Using the data below, copy each line that includes the word "Specific".

── Material shown

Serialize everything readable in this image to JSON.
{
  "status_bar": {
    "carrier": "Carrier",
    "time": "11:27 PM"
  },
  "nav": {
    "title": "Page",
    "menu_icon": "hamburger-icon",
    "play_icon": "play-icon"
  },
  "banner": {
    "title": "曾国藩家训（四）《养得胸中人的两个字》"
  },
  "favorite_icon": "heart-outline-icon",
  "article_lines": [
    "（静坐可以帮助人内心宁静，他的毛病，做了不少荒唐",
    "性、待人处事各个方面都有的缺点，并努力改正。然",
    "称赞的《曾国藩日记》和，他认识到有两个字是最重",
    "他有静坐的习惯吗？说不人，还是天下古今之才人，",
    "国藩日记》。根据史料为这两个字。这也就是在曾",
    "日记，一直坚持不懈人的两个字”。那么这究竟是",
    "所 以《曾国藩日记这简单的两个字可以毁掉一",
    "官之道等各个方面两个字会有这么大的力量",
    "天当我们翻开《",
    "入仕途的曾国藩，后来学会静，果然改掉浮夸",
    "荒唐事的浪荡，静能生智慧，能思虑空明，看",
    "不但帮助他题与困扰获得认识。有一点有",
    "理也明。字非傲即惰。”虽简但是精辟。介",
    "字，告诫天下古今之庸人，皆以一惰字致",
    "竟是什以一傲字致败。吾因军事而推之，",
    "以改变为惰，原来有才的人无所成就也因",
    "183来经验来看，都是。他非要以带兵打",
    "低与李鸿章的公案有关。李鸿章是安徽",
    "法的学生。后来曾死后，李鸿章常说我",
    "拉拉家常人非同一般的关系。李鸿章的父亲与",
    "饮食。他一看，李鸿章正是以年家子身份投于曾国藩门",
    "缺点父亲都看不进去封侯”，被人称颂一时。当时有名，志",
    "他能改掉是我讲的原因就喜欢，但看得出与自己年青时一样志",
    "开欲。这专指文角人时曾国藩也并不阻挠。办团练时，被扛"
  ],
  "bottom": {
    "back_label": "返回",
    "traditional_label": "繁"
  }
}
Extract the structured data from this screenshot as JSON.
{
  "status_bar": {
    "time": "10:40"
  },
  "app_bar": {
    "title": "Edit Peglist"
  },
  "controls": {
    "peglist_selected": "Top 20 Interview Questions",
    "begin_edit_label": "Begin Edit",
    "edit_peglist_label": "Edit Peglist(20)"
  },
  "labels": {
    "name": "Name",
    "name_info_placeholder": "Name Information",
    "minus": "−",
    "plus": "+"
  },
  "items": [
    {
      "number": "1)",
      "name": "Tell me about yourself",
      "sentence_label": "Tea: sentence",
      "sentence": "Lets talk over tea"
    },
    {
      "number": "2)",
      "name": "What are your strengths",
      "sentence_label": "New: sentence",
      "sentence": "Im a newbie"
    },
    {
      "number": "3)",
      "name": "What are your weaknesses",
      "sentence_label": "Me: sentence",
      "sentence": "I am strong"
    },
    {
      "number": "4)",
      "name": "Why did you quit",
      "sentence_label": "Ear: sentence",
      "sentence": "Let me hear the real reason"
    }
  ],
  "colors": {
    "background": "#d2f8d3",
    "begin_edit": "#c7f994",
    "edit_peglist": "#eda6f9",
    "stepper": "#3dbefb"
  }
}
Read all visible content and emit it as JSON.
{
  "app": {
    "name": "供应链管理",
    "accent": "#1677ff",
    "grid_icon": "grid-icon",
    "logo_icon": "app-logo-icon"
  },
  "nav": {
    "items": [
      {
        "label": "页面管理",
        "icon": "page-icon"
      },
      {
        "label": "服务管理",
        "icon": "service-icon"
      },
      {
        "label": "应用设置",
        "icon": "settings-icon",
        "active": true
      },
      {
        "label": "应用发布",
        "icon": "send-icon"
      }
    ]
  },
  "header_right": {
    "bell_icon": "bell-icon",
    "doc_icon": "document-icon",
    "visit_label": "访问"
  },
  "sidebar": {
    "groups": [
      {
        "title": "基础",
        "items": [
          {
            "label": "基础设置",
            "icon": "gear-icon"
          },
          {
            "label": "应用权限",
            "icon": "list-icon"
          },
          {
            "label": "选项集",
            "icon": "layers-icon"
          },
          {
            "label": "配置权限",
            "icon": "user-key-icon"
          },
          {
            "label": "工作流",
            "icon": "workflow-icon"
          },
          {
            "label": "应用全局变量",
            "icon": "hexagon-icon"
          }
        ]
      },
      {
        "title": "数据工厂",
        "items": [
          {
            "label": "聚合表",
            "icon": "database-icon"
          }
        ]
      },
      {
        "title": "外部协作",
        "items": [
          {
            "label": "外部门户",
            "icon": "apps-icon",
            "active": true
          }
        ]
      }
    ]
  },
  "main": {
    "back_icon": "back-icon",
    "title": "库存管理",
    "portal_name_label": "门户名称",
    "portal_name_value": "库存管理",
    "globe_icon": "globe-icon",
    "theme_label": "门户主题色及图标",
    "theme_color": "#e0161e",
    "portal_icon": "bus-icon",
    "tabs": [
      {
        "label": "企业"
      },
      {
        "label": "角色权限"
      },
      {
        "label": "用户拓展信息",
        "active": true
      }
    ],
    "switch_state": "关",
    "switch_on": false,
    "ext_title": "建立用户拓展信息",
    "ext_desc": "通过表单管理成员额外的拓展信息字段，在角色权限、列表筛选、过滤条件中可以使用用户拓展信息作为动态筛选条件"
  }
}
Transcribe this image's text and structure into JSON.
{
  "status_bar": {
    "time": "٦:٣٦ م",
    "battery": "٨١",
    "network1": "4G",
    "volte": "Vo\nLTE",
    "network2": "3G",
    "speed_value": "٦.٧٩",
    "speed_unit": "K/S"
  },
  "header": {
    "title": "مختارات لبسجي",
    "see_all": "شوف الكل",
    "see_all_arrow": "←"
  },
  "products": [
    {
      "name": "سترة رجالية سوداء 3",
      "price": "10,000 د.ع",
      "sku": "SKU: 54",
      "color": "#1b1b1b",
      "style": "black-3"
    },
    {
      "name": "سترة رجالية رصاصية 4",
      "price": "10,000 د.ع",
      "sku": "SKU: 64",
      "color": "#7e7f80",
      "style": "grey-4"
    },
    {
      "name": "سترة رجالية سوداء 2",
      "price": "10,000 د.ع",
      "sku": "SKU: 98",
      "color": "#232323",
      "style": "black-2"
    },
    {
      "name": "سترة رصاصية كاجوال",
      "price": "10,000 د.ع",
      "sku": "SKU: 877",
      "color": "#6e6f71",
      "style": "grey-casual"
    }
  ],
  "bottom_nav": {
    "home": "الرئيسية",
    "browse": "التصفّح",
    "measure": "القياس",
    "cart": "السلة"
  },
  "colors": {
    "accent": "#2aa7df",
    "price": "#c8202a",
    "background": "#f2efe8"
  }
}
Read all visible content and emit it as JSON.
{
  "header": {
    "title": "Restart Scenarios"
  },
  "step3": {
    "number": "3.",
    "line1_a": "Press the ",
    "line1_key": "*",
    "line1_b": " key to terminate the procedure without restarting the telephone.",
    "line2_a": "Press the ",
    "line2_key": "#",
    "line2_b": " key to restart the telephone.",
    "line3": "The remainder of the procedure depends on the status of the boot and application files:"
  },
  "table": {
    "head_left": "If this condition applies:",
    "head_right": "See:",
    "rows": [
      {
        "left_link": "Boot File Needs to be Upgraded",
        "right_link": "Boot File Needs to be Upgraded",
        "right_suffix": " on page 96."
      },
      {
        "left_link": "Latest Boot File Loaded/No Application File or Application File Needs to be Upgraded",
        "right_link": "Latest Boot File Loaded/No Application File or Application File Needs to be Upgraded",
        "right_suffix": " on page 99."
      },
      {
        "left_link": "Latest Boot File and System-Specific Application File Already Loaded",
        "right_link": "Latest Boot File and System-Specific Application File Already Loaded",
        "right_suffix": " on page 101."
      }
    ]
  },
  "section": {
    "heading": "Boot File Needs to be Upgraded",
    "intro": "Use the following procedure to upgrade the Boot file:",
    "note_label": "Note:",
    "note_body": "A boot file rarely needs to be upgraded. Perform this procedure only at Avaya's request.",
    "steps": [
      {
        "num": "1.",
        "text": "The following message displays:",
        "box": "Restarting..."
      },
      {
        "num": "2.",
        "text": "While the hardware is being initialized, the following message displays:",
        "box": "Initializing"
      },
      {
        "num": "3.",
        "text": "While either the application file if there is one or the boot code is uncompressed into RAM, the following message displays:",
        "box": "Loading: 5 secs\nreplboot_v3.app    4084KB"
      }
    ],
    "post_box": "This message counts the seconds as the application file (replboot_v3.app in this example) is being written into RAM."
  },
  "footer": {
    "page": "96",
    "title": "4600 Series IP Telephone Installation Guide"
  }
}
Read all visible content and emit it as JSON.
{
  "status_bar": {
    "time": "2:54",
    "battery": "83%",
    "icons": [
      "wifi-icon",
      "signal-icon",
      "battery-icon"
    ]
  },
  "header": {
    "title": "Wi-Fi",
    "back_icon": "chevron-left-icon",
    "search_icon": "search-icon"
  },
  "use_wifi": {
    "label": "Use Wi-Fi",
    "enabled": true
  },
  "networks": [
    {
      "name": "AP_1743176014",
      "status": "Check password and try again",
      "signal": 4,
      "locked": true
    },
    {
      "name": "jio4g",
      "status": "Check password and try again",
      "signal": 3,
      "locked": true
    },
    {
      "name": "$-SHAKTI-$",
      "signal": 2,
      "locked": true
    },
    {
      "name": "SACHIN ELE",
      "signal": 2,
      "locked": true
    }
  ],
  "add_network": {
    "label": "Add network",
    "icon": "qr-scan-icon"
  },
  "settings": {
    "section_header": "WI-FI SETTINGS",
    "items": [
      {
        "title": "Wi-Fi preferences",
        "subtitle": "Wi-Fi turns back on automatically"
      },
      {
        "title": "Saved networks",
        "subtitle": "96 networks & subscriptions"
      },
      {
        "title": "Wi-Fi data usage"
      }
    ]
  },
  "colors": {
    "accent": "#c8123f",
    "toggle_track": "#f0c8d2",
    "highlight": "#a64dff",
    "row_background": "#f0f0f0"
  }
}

────

**Answer for the task:**
        "left_link": "Latest Boot File and System-Specific Application File Already Loaded",
        "right_link": "Latest Boot File and System-Specific Application File Already Loaded",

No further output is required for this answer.